_Task description_
Select all lines in the records that include "JSON".

(Figure dataset records)
######

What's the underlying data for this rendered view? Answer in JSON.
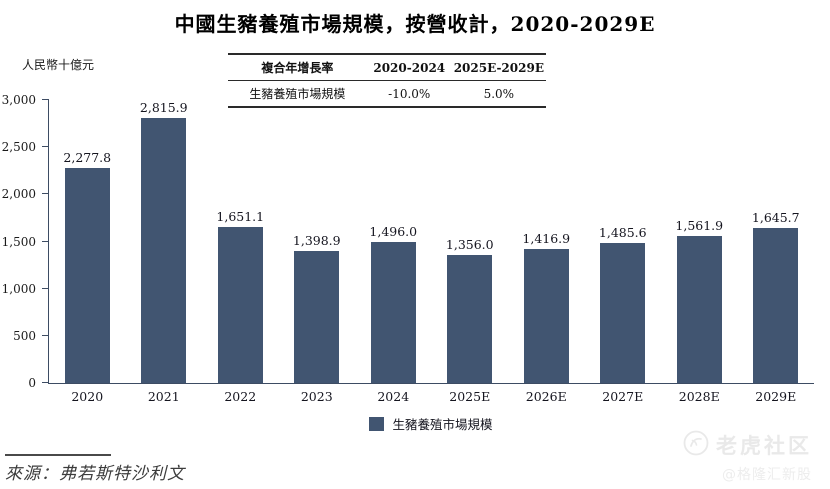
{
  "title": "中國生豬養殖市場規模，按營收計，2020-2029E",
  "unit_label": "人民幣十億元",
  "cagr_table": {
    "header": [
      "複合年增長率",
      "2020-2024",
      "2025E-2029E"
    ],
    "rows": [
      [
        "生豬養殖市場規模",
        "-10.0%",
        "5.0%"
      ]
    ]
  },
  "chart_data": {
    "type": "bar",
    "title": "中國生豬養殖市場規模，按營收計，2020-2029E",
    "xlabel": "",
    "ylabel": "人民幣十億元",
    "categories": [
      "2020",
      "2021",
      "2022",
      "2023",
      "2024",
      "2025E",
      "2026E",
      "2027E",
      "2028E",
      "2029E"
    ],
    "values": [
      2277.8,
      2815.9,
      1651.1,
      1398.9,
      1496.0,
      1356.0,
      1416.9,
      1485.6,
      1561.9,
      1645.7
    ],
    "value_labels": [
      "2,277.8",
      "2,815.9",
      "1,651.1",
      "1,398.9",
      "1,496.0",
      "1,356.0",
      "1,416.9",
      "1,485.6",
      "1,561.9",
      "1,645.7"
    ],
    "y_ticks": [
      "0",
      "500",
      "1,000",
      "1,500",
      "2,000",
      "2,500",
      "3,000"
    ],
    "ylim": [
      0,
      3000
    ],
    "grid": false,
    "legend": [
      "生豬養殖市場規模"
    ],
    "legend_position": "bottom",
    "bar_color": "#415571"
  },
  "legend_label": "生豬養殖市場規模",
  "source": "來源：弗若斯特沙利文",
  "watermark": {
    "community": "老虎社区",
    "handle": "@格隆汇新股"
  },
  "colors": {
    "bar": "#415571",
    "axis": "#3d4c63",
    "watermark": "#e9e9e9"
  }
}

######

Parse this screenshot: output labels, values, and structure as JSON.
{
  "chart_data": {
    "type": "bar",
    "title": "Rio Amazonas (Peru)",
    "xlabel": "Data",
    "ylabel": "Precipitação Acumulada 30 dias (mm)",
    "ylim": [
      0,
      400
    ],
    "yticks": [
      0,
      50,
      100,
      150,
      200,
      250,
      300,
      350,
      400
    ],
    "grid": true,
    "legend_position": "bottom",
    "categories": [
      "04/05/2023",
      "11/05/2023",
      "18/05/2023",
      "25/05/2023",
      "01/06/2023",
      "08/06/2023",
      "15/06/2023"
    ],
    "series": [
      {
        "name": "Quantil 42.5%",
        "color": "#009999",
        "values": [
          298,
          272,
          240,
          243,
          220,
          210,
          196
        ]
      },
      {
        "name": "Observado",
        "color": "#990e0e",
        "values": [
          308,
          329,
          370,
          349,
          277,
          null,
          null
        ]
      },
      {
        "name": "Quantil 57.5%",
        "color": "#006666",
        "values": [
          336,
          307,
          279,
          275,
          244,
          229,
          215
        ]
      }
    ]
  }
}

######

_Exercise result_
What's the underlying data for this rendered view? Answer in JSON.
Parse this screenshot: output labels, values, and structure as JSON.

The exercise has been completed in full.